(Stored data)
---

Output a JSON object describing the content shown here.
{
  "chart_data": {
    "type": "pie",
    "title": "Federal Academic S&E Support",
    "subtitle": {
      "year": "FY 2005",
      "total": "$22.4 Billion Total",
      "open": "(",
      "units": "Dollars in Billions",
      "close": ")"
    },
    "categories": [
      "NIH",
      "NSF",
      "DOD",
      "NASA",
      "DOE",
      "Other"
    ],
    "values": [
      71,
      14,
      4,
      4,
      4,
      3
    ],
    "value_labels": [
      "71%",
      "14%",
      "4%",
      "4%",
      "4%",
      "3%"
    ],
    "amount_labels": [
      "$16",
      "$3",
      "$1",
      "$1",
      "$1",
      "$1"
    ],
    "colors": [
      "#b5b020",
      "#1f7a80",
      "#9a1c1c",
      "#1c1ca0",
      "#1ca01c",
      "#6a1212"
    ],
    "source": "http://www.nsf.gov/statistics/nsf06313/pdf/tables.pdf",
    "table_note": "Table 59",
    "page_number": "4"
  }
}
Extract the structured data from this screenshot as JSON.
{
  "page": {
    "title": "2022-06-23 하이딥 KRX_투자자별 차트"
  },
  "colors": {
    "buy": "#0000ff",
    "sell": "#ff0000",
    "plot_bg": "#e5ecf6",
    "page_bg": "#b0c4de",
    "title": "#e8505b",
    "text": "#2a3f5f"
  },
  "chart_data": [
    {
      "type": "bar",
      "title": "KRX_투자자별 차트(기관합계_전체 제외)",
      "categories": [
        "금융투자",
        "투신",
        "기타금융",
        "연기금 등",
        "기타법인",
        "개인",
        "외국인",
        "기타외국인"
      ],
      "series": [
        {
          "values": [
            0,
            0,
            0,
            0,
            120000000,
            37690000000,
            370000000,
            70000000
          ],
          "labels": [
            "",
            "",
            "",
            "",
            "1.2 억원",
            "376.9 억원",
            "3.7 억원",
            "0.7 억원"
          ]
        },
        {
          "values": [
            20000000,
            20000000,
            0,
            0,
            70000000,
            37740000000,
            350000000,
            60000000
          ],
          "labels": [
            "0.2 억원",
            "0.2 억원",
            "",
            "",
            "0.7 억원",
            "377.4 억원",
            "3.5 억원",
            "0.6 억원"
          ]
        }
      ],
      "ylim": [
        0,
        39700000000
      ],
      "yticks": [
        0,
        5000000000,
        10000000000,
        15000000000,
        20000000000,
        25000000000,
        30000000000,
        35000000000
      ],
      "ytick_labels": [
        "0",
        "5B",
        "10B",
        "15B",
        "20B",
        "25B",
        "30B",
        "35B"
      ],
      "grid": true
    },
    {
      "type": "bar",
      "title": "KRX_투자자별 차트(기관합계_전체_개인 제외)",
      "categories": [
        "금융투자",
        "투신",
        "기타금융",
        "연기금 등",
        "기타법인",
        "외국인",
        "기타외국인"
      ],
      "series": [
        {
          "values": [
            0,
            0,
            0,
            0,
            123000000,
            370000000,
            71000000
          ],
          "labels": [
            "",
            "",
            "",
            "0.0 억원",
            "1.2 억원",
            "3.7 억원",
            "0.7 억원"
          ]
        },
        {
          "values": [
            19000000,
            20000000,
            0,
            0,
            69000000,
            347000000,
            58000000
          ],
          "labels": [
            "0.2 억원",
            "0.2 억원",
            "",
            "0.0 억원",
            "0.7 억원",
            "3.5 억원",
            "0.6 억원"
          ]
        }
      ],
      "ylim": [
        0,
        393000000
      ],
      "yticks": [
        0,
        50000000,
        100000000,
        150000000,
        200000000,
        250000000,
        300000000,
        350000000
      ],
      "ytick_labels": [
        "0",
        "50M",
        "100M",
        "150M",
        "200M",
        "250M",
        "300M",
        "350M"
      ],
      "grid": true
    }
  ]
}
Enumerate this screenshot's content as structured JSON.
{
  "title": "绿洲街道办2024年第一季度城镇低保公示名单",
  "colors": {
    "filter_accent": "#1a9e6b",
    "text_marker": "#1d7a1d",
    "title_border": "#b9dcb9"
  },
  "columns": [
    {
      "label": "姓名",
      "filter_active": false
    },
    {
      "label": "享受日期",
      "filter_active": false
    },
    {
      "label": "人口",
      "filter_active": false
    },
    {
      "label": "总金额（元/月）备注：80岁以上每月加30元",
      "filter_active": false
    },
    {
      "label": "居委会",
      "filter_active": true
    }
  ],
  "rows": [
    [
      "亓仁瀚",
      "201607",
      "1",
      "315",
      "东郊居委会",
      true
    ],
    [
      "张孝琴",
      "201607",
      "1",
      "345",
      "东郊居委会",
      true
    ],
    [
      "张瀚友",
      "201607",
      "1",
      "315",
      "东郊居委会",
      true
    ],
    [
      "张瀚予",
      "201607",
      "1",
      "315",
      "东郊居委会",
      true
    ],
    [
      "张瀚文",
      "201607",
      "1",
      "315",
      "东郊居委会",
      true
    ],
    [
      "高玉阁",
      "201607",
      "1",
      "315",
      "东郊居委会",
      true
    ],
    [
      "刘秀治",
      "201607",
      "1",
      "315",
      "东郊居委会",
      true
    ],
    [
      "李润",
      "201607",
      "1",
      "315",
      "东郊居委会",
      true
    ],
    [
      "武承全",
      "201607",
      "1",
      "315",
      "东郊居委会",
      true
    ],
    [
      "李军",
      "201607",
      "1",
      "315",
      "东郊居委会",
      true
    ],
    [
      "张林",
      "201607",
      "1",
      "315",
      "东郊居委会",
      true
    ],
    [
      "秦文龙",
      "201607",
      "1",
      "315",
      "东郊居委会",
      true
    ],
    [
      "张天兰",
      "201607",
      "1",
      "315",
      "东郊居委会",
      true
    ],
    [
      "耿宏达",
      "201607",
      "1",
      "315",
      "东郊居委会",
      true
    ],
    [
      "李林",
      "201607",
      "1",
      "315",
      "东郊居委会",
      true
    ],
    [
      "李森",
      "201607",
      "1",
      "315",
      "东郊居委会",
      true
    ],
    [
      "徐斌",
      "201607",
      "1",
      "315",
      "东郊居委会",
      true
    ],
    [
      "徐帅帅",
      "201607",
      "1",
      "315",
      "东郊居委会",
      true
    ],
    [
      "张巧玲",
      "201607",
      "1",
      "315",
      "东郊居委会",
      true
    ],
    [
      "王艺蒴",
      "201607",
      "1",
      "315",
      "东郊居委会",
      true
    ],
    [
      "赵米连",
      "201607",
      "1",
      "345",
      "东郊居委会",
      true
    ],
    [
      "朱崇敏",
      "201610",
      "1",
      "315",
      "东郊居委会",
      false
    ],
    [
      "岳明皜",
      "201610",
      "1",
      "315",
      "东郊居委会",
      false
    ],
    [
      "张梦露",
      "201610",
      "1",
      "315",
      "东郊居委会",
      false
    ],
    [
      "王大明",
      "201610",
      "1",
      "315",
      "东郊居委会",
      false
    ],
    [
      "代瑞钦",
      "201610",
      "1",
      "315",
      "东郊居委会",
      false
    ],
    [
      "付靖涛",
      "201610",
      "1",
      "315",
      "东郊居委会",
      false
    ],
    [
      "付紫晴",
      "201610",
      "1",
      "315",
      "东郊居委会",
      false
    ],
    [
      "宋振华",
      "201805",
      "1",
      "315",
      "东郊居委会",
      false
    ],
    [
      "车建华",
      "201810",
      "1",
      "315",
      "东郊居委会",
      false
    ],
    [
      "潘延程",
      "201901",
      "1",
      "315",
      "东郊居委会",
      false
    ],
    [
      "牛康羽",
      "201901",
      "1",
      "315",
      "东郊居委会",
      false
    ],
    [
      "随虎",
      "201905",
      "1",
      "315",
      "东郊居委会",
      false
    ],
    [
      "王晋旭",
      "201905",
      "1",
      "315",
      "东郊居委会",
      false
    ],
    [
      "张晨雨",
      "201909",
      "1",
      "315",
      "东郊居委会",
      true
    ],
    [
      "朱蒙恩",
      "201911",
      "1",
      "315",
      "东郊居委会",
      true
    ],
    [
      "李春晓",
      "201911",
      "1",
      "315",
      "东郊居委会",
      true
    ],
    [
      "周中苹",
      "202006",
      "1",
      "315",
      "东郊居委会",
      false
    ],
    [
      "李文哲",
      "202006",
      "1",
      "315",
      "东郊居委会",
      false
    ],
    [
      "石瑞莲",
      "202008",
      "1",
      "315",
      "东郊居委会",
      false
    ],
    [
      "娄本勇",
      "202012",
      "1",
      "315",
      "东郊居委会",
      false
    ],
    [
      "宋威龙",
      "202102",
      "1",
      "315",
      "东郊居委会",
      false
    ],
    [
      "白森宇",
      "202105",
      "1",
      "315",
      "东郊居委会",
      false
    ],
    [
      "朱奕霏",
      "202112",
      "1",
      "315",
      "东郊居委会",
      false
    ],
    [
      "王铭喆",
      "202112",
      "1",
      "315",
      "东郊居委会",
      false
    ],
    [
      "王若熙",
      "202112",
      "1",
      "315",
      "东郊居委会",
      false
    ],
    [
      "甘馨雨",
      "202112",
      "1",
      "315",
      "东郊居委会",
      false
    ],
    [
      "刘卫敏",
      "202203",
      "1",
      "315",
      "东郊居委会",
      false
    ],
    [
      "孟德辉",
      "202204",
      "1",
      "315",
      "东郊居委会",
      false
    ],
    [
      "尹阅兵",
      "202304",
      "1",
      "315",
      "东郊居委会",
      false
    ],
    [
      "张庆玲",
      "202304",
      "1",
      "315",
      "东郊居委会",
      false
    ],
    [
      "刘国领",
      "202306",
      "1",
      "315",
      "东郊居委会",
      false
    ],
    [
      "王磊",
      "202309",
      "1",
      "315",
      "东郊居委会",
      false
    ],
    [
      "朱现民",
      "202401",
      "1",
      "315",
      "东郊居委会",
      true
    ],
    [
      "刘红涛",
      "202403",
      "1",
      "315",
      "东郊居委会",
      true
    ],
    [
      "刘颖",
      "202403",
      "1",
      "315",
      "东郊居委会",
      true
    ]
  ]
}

---

_TASK STATEMENT_. Go through the records and show every line with the string "screenshot" in it.

_SOLUTION TO THIS PROBLEM_.
Extract the structured data from this screenshot as JSON.
Enumerate this screenshot's content as structured JSON.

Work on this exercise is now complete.